┌────────
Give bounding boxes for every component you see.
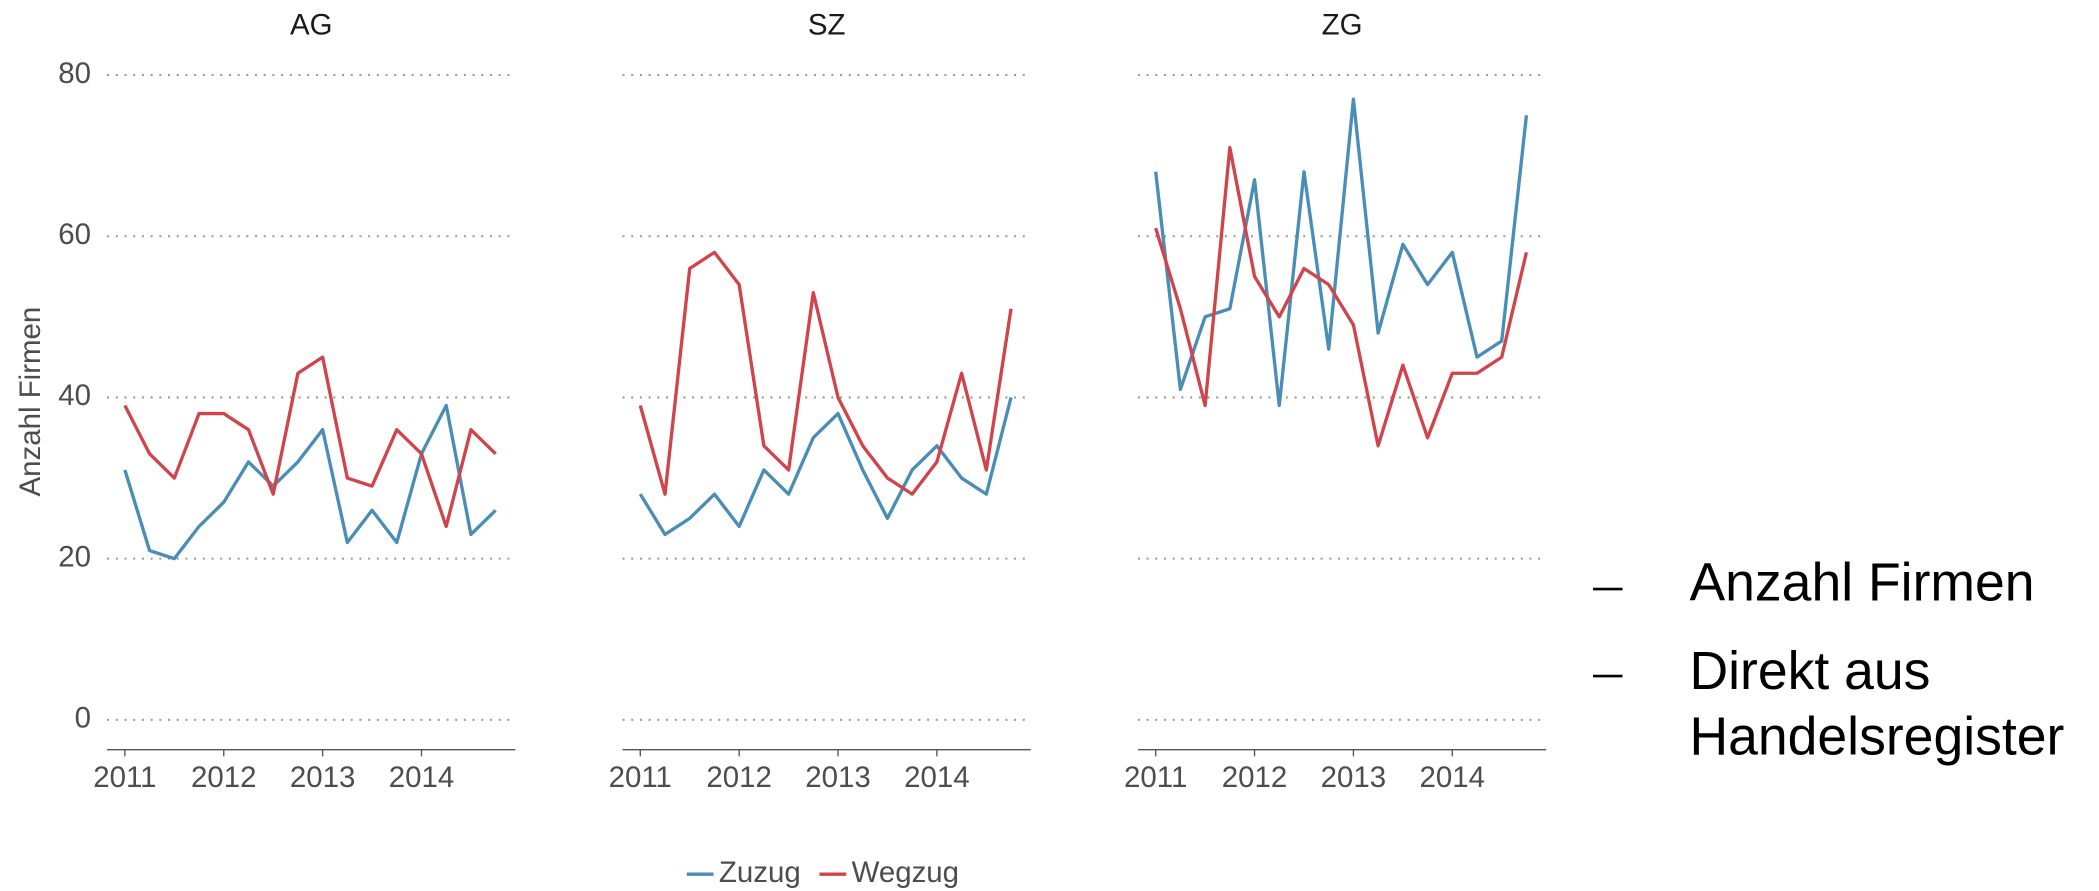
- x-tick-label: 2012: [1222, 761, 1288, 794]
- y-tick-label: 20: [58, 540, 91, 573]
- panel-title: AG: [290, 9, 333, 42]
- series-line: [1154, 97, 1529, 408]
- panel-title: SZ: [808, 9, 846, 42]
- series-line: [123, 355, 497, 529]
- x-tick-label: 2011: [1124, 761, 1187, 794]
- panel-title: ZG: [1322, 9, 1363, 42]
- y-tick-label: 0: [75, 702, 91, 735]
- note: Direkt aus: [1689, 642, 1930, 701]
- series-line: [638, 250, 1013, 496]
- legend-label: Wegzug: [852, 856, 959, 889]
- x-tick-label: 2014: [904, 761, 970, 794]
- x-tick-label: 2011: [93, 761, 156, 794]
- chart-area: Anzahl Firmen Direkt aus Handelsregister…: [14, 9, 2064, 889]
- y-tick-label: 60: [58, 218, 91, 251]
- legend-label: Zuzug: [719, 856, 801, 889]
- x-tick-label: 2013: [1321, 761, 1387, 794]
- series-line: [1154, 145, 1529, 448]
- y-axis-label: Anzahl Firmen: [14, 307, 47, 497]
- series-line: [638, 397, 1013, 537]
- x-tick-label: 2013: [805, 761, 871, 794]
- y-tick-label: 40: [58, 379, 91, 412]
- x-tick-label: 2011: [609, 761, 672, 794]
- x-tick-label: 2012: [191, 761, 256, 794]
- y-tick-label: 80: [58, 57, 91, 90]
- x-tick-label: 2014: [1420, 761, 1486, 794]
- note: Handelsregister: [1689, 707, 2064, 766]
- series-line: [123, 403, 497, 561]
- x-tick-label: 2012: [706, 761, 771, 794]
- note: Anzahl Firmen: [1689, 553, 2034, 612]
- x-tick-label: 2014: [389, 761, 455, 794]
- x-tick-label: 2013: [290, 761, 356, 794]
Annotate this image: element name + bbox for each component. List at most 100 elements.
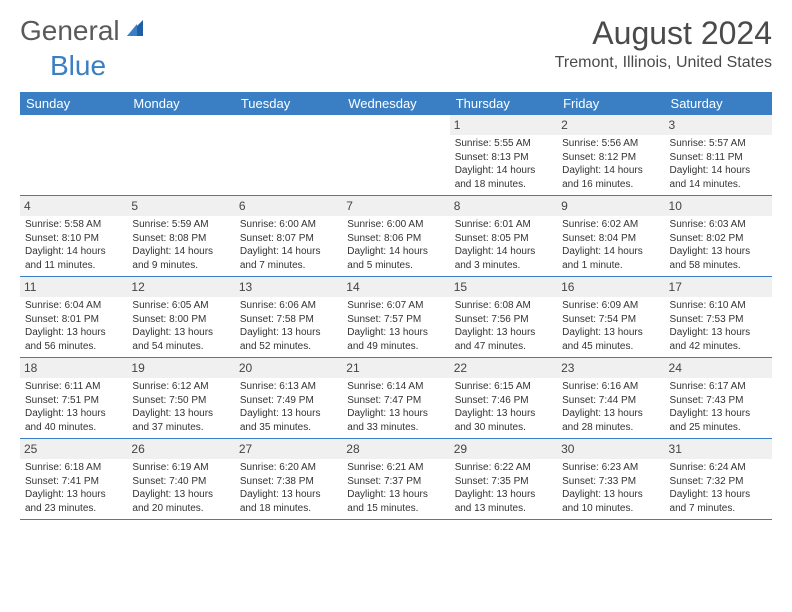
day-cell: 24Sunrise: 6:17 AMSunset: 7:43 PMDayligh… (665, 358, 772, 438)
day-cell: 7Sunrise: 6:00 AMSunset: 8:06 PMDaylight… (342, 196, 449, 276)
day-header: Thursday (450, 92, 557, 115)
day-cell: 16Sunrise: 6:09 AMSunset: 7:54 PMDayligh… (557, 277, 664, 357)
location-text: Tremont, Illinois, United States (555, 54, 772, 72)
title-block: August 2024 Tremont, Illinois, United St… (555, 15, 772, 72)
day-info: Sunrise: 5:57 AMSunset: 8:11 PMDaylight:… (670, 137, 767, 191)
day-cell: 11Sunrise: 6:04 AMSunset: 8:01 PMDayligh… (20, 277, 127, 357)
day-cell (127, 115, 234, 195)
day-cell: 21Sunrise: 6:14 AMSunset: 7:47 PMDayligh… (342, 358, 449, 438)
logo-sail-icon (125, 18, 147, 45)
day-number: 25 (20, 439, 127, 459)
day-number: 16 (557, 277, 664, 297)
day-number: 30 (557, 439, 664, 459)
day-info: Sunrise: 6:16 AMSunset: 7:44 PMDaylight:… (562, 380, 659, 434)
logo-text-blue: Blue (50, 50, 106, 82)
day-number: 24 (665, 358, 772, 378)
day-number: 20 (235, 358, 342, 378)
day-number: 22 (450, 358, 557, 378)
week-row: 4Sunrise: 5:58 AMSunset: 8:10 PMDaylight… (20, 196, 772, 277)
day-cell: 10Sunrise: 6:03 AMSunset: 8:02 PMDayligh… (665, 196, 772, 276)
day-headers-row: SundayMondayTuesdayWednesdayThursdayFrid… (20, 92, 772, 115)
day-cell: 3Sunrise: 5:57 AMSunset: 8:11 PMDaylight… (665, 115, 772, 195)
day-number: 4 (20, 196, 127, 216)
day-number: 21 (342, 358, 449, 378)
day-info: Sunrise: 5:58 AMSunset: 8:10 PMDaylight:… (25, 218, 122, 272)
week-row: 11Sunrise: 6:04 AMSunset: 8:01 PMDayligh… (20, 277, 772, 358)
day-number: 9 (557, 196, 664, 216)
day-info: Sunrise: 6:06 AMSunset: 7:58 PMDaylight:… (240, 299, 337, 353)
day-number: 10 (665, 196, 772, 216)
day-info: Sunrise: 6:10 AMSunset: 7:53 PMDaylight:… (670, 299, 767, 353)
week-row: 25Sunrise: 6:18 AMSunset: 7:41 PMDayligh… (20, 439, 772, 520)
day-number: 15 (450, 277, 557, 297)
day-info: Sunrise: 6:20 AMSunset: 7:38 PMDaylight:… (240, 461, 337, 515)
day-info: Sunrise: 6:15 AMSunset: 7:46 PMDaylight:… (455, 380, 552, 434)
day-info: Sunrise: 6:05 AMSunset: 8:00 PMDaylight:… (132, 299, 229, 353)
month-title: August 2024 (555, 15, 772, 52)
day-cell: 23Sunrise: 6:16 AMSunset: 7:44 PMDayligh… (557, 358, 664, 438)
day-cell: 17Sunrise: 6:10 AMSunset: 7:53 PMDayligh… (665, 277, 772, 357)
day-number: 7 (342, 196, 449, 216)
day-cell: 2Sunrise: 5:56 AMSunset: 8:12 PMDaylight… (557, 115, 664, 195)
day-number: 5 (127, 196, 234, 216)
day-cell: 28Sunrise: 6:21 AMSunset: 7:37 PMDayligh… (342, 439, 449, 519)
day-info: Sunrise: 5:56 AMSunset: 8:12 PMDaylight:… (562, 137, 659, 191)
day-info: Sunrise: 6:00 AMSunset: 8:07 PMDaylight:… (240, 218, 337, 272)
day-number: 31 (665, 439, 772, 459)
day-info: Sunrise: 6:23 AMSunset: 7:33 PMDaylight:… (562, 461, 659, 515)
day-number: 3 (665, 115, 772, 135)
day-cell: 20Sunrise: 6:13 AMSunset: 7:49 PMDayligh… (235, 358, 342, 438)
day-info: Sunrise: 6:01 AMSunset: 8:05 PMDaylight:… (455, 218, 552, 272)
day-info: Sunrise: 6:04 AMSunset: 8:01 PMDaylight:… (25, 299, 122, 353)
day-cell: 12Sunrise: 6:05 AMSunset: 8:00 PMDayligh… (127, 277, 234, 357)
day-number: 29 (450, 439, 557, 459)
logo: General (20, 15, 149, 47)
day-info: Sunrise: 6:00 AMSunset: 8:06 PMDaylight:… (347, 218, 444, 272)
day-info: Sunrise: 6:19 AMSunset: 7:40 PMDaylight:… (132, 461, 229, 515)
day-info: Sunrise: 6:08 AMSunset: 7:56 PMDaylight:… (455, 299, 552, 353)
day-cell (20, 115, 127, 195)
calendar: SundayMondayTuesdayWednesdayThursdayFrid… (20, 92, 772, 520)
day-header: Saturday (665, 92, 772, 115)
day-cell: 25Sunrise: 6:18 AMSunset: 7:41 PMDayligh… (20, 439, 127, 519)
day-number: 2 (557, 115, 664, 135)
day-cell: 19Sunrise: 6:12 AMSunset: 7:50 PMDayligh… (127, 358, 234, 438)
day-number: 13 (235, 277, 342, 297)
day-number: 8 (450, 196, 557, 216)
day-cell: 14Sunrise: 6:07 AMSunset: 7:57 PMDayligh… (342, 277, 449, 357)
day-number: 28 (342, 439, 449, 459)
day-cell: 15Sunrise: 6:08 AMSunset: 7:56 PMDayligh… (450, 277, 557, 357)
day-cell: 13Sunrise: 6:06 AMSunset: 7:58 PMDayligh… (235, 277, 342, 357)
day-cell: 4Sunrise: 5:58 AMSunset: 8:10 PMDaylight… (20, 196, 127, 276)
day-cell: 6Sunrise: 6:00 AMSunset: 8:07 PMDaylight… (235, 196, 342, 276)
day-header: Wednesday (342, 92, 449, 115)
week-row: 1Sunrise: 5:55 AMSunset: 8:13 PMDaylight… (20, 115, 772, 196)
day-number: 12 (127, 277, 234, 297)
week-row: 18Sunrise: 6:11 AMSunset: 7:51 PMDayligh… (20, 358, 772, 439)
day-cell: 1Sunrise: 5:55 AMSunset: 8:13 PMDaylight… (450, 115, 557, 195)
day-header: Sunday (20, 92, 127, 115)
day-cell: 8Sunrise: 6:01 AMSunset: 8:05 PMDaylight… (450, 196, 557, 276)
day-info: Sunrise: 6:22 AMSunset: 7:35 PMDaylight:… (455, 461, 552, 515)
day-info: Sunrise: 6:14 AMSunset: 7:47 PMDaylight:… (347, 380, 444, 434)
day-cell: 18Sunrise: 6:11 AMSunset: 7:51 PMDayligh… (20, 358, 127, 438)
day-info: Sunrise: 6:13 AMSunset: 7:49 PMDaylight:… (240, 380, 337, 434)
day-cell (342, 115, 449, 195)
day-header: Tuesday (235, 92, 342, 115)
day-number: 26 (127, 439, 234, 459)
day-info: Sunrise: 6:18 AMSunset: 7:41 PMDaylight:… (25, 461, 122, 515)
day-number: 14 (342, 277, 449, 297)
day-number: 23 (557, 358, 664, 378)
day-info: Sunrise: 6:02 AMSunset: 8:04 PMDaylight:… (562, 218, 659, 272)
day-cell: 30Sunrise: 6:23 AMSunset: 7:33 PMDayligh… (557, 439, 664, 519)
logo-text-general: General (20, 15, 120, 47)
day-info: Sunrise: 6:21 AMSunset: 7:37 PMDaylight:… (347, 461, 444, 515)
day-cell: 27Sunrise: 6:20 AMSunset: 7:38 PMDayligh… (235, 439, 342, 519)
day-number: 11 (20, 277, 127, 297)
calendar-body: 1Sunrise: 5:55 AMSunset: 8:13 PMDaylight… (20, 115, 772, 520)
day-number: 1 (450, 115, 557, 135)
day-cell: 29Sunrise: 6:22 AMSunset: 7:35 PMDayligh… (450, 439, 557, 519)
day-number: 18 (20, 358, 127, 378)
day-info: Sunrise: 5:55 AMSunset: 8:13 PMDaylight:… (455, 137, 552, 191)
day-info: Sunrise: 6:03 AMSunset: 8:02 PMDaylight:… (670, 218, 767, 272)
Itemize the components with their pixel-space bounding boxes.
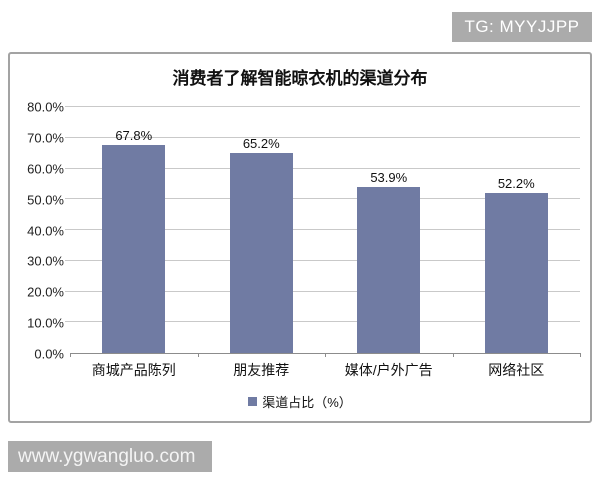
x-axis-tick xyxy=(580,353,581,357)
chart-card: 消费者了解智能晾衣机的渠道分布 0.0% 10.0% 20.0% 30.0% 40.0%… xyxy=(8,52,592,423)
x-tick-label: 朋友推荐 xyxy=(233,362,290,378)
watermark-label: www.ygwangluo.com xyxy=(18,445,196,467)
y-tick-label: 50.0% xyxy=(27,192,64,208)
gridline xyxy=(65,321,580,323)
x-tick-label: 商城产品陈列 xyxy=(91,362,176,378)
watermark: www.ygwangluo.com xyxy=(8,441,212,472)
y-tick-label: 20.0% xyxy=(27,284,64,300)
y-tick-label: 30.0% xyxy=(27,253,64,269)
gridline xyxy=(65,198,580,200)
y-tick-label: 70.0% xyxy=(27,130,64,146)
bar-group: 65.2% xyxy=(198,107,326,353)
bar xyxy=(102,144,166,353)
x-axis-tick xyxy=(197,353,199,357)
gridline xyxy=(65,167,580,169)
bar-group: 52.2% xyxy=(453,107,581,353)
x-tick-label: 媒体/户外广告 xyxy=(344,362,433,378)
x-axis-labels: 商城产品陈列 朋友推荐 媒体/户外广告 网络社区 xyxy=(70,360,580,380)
└────────
### YOUR INSTRUCTIONS
Return every line in the records above that contains the string "group".

### SOLUTION TO THE EXERCISE
bar-group: 65.2% xyxy=(198,107,326,353)
bar-group: 52.2% xyxy=(453,107,581,353)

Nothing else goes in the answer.